▶ [Stated problem]: Rewrite the entries from the first line through the line that contains "toolbar-button-arrows[interactable]: ↗ ▾", replacing "timeframe-button" with "period-button" and leaving everything else unchanged.
======== Data supplied
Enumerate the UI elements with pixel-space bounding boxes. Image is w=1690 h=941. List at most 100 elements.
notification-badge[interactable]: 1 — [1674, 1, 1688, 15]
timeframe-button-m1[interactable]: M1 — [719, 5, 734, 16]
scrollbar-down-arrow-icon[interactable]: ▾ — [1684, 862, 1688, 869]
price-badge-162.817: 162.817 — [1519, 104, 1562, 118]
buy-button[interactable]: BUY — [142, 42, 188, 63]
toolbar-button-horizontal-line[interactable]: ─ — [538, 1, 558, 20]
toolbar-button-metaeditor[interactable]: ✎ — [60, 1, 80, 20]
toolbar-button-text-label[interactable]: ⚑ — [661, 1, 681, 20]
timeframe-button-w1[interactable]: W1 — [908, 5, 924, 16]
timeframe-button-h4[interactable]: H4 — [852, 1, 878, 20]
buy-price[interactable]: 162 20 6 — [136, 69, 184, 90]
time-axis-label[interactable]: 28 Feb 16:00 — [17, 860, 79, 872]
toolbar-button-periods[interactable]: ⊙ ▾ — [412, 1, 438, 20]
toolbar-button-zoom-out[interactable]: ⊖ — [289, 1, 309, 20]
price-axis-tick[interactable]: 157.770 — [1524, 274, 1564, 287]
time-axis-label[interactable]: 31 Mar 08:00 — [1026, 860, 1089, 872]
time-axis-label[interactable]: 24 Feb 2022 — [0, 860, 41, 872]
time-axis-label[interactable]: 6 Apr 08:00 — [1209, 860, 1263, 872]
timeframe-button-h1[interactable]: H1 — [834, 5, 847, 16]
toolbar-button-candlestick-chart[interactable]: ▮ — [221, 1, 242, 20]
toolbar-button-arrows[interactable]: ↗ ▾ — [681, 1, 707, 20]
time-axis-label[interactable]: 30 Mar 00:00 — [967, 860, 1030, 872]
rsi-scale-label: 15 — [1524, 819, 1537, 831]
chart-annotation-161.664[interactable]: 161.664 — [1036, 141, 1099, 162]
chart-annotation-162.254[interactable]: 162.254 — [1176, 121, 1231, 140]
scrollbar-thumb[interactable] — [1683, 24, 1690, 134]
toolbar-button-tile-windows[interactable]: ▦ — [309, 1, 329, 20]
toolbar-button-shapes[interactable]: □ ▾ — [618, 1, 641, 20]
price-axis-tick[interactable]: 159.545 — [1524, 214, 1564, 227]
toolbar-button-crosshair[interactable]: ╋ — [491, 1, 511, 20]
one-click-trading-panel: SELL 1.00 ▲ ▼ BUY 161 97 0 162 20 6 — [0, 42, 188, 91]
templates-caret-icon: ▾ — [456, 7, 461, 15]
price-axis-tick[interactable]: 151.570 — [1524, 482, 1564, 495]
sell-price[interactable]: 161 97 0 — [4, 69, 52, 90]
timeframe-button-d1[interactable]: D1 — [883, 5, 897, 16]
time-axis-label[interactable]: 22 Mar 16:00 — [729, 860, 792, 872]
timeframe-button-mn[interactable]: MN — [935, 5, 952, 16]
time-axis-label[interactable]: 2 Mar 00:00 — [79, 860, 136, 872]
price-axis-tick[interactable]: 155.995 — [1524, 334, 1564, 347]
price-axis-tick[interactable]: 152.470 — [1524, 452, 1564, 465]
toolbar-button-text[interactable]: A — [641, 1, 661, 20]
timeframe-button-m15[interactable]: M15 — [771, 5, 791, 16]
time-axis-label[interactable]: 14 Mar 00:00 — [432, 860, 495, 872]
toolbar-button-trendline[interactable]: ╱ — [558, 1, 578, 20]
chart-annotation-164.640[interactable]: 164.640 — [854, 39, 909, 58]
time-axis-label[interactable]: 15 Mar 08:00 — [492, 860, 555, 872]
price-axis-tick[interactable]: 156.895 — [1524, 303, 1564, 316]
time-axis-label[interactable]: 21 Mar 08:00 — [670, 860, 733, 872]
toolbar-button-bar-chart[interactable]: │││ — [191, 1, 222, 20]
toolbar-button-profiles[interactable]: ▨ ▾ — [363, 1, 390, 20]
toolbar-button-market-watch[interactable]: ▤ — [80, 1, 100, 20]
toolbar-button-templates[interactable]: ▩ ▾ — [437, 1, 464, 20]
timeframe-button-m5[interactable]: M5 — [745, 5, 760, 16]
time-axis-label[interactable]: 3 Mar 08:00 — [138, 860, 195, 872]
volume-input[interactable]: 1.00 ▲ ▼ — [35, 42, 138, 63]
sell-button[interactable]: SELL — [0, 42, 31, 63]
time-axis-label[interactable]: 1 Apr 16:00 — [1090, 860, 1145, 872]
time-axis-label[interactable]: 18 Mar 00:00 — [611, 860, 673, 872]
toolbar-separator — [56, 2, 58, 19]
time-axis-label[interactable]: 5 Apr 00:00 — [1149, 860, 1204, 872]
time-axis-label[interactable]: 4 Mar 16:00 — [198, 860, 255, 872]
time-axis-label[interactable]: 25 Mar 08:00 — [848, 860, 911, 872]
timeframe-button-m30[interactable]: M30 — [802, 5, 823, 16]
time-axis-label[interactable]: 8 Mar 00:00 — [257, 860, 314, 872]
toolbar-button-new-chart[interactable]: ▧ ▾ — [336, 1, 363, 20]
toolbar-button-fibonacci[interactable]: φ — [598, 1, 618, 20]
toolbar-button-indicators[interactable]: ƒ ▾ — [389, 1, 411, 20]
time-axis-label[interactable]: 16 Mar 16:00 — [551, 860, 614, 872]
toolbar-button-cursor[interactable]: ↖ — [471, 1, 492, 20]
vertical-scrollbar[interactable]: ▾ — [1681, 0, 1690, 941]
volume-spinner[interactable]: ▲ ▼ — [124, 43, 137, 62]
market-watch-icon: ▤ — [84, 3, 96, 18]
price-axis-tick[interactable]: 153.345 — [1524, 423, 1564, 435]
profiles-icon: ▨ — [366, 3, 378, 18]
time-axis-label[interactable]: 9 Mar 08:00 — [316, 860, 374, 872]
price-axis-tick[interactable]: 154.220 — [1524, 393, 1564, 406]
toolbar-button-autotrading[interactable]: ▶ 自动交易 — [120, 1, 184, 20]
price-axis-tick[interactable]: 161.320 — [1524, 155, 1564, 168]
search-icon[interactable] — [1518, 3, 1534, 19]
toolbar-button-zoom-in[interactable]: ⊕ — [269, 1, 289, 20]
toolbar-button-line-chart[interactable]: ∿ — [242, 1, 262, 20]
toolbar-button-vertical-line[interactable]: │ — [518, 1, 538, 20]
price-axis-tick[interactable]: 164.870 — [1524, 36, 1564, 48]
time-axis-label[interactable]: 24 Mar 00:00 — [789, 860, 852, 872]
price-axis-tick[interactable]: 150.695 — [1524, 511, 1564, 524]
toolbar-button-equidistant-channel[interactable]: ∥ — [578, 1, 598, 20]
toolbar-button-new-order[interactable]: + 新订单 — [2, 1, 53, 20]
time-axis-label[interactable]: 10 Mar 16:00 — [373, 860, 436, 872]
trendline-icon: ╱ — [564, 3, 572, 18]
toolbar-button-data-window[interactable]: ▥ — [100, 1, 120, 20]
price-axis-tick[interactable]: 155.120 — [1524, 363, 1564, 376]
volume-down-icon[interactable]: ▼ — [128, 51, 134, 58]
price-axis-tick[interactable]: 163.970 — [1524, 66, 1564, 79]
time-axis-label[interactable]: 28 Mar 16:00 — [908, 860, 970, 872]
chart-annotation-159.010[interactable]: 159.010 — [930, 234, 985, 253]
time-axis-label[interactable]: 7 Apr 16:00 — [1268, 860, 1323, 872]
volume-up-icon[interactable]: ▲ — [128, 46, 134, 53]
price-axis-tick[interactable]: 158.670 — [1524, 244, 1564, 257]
================
▶ [Complete response]:
Enumerate the UI elements with pixel-space bounding boxes. Image is w=1690 h=941. List at most 100 elements.
notification-badge[interactable]: 1 — [1674, 1, 1688, 15]
period-button-m1[interactable]: M1 — [719, 5, 734, 16]
scrollbar-down-arrow-icon[interactable]: ▾ — [1684, 862, 1688, 869]
price-badge-162.817: 162.817 — [1519, 104, 1562, 118]
buy-button[interactable]: BUY — [142, 42, 188, 63]
toolbar-button-horizontal-line[interactable]: ─ — [538, 1, 558, 20]
toolbar-button-metaeditor[interactable]: ✎ — [60, 1, 80, 20]
toolbar-button-text-label[interactable]: ⚑ — [661, 1, 681, 20]
period-button-w1[interactable]: W1 — [908, 5, 924, 16]
period-button-h4[interactable]: H4 — [852, 1, 878, 20]
buy-price[interactable]: 162 20 6 — [136, 69, 184, 90]
time-axis-label[interactable]: 28 Feb 16:00 — [17, 860, 79, 872]
toolbar-button-periods[interactable]: ⊙ ▾ — [412, 1, 438, 20]
toolbar-button-zoom-out[interactable]: ⊖ — [289, 1, 309, 20]
price-axis-tick[interactable]: 157.770 — [1524, 274, 1564, 287]
time-axis-label[interactable]: 31 Mar 08:00 — [1026, 860, 1089, 872]
time-axis-label[interactable]: 24 Feb 2022 — [0, 860, 41, 872]
time-axis-label[interactable]: 6 Apr 08:00 — [1209, 860, 1263, 872]
period-button-h1[interactable]: H1 — [834, 5, 847, 16]
toolbar-button-candlestick-chart[interactable]: ▮ — [221, 1, 242, 20]
toolbar-button-arrows[interactable]: ↗ ▾ — [681, 1, 707, 20]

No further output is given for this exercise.